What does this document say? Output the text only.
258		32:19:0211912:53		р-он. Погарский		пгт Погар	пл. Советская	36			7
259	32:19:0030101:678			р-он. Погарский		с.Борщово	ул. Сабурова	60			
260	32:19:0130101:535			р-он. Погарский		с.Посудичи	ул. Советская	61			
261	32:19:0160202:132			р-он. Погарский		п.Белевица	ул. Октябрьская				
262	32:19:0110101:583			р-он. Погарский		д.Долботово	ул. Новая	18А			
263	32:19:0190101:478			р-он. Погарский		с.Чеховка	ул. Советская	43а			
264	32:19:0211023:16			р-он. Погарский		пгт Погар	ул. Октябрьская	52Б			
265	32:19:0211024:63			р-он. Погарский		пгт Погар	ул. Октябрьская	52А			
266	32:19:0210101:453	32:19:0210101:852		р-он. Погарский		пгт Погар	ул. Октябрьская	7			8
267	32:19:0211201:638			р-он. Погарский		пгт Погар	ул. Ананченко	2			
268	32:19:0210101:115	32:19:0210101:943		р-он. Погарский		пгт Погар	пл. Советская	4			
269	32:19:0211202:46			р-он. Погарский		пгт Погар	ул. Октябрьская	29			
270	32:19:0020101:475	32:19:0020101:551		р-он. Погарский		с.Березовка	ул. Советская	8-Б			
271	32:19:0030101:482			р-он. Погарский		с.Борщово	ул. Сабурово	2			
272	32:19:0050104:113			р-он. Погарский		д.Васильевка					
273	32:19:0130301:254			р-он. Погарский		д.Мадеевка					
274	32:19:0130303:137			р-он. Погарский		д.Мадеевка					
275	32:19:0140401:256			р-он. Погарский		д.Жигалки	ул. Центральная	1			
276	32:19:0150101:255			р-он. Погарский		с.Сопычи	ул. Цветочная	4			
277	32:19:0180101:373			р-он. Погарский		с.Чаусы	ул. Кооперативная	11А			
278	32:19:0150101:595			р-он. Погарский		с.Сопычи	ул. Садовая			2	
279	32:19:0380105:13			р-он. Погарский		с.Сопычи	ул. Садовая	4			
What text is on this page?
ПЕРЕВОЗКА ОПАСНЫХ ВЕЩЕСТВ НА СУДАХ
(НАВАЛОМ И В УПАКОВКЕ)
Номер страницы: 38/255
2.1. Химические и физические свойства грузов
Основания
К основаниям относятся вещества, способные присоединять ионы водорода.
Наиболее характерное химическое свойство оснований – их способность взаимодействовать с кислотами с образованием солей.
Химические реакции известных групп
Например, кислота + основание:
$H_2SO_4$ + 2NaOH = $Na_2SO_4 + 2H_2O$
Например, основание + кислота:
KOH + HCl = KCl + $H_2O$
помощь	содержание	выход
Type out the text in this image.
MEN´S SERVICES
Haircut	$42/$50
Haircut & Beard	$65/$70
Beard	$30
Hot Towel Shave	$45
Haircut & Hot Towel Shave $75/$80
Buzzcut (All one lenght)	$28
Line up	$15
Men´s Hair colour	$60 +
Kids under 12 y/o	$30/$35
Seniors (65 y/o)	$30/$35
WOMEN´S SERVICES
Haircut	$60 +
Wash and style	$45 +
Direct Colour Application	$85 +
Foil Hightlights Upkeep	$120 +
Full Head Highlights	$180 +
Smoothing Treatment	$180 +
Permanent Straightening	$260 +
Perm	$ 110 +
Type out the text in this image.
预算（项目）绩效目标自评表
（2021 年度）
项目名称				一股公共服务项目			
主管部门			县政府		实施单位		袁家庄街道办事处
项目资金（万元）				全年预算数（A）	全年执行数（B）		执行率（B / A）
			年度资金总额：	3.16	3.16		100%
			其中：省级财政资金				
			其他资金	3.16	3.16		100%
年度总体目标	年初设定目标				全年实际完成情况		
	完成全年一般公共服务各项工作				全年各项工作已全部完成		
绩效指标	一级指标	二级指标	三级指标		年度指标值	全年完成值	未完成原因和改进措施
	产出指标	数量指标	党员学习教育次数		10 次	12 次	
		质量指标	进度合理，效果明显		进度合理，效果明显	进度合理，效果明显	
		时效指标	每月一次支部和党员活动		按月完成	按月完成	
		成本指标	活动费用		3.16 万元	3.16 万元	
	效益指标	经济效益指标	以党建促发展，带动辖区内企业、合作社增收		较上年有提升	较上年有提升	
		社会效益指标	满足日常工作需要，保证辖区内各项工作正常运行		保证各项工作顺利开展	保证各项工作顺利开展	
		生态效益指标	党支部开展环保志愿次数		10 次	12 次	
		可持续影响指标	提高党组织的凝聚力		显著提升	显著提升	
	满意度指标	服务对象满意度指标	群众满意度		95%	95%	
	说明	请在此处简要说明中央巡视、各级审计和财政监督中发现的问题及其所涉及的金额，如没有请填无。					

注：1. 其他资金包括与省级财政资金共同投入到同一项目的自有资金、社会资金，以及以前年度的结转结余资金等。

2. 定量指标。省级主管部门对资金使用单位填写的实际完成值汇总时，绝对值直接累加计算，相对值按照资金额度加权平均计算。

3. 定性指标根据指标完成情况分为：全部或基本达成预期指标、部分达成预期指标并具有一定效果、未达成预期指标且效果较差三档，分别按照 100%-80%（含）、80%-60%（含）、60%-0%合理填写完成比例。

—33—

- **EXERCISE BRIEF**
Find all lines with "Химические" in them and copy each one.

- **EXERCISE OUTPUT**
2.1. Химические и физические свойства грузов
Химические реакции известных групп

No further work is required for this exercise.